• _JOB_: Repeat all of the material exactly as given.

• _TASK INPUT_:
▽

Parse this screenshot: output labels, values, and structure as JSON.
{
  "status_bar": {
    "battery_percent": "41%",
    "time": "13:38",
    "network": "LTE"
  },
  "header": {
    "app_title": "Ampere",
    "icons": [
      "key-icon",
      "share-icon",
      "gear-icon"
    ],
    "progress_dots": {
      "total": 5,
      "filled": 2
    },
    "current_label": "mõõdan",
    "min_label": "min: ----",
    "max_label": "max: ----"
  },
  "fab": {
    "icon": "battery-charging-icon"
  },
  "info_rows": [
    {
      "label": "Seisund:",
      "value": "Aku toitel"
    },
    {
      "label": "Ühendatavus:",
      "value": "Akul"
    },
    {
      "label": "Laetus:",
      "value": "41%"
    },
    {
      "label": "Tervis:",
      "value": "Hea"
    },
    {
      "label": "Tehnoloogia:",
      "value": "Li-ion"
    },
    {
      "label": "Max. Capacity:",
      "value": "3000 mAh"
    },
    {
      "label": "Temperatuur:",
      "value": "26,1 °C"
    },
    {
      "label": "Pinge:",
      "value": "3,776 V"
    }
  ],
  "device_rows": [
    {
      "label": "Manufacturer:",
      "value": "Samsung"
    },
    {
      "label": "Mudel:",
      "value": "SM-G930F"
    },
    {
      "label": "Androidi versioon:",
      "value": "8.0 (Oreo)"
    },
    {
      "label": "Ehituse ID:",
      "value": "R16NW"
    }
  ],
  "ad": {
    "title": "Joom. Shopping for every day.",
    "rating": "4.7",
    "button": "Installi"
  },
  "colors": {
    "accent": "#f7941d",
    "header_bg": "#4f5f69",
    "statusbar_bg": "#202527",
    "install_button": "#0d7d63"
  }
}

△

• _EXERCISE SOLUTION_:
Parse this screenshot: output labels, values, and structure as JSON.
{
  "status_bar": {
    "battery_percent": "41%",
    "time": "13:38",
    "network": "LTE"
  },
  "header": {
    "app_title": "Ampere",
    "icons": [
      "key-icon",
      "share-icon",
      "gear-icon"
    ],
    "progress_dots": {
      "total": 5,
      "filled": 2
    },
    "current_label": "mõõdan",
    "min_label": "min: ----",
    "max_label": "max: ----"
  },
  "fab": {
    "icon": "battery-charging-icon"
  },
  "info_rows": [
    {
      "label": "Seisund:",
      "value": "Aku toitel"
    },
    {
      "label": "Ühendatavus:",
      "value": "Akul"
    },
    {
      "label": "Laetus:",
      "value": "41%"
    },
    {
      "label": "Tervis:",
      "value": "Hea"
    },
    {
      "label": "Tehnoloogia:",
      "value": "Li-ion"
    },
    {
      "label": "Max. Capacity:",
      "value": "3000 mAh"
    },
    {
      "label": "Temperatuur:",
      "value": "26,1 °C"
    },
    {
      "label": "Pinge:",
      "value": "3,776 V"
    }
  ],
  "device_rows": [
    {
      "label": "Manufacturer:",
      "value": "Samsung"
    },
    {
      "label": "Mudel:",
      "value": "SM-G930F"
    },
    {
      "label": "Androidi versioon:",
      "value": "8.0 (Oreo)"
    },
    {
      "label": "Ehituse ID:",
      "value": "R16NW"
    }
  ],
  "ad": {
    "title": "Joom. Shopping for every day.",
    "rating": "4.7",
    "button": "Installi"
  },
  "colors": {
    "accent": "#f7941d",
    "header_bg": "#4f5f69",
    "statusbar_bg": "#202527",
    "install_button": "#0d7d63"
  }
}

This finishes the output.